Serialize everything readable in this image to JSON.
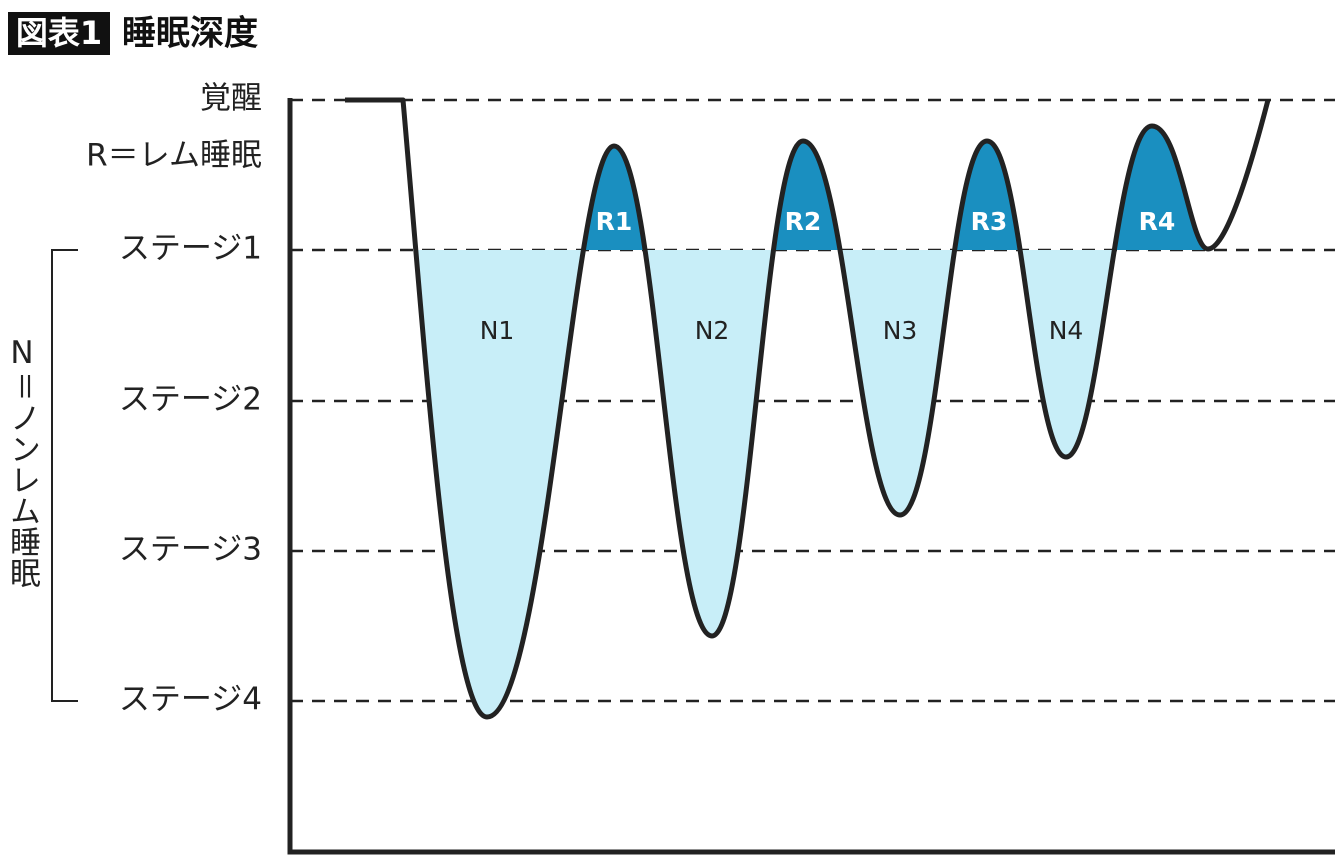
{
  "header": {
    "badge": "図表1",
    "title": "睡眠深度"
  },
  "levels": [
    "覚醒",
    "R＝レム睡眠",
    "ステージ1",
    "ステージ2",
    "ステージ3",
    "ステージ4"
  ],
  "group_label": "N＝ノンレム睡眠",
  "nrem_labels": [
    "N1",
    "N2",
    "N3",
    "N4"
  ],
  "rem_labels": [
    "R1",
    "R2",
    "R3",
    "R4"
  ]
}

▶ Task requirements: From the records given above, reproduce all text exactly and exclude each picture.

▶ Answer in full:
Serialize everything readable in this image to JSON.
{
  "header": {
    "badge": "図表1",
    "title": "睡眠深度"
  },
  "levels": [
    "覚醒",
    "R＝レム睡眠",
    "ステージ1",
    "ステージ2",
    "ステージ3",
    "ステージ4"
  ],
  "group_label": "N＝ノンレム睡眠",
  "nrem_labels": [
    "N1",
    "N2",
    "N3",
    "N4"
  ],
  "rem_labels": [
    "R1",
    "R2",
    "R3",
    "R4"
  ]
}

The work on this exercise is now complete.